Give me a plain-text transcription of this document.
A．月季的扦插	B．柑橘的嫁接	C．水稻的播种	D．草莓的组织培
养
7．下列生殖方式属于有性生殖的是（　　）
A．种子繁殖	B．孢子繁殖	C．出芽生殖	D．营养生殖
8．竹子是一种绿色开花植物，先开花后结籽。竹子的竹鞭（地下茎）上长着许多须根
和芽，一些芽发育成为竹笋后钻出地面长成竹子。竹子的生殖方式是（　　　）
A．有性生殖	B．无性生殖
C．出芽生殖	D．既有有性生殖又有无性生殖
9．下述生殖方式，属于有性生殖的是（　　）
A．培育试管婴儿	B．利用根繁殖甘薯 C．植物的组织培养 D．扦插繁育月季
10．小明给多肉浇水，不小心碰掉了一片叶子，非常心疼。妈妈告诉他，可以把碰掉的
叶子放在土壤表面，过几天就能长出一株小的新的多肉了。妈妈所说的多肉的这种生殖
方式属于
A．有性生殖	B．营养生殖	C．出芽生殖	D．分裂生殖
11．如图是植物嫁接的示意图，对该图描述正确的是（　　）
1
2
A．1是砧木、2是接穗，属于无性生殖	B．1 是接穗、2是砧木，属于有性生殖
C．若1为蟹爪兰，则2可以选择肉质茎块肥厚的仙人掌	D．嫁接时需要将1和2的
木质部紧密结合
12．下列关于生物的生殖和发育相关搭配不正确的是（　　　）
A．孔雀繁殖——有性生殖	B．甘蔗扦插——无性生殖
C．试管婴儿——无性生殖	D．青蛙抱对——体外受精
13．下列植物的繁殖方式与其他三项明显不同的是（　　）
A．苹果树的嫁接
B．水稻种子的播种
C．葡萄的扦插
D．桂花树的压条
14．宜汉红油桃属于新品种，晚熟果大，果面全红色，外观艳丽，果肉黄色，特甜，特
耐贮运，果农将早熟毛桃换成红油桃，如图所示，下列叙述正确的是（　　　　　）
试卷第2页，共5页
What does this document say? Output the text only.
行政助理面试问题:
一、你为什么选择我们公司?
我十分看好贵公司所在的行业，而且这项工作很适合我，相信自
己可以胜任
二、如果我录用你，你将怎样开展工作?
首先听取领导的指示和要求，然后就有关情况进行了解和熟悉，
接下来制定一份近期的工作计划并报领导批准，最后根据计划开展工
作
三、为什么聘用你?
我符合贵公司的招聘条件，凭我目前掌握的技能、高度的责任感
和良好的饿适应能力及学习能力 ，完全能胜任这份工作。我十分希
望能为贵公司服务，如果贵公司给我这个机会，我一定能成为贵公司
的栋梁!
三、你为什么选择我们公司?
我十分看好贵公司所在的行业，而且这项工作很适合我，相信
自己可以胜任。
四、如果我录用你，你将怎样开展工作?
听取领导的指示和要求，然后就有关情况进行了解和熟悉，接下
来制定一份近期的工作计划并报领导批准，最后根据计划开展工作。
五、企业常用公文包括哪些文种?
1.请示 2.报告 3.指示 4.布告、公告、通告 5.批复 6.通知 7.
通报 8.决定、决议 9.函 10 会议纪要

══════════════════════════════

» **Set task**: Quote, word for word, every line starting at the one that contains "What does this" and ending with the final line of the entries.

» **Task response**:
What does this document say? Output the text only.
行政助理面试问题:
一、你为什么选择我们公司?
我十分看好贵公司所在的行业，而且这项工作很适合我，相信自
己可以胜任
二、如果我录用你，你将怎样开展工作?
首先听取领导的指示和要求，然后就有关情况进行了解和熟悉，
接下来制定一份近期的工作计划并报领导批准，最后根据计划开展工
作
三、为什么聘用你?
我符合贵公司的招聘条件，凭我目前掌握的技能、高度的责任感
和良好的饿适应能力及学习能力 ，完全能胜任这份工作。我十分希
望能为贵公司服务，如果贵公司给我这个机会，我一定能成为贵公司
的栋梁!
三、你为什么选择我们公司?
我十分看好贵公司所在的行业，而且这项工作很适合我，相信
自己可以胜任。
四、如果我录用你，你将怎样开展工作?
听取领导的指示和要求，然后就有关情况进行了解和熟悉，接下
来制定一份近期的工作计划并报领导批准，最后根据计划开展工作。
五、企业常用公文包括哪些文种?
1.请示 2.报告 3.指示 4.布告、公告、通告 5.批复 6.通知 7.
通报 8.决定、决议 9.函 10 会议纪要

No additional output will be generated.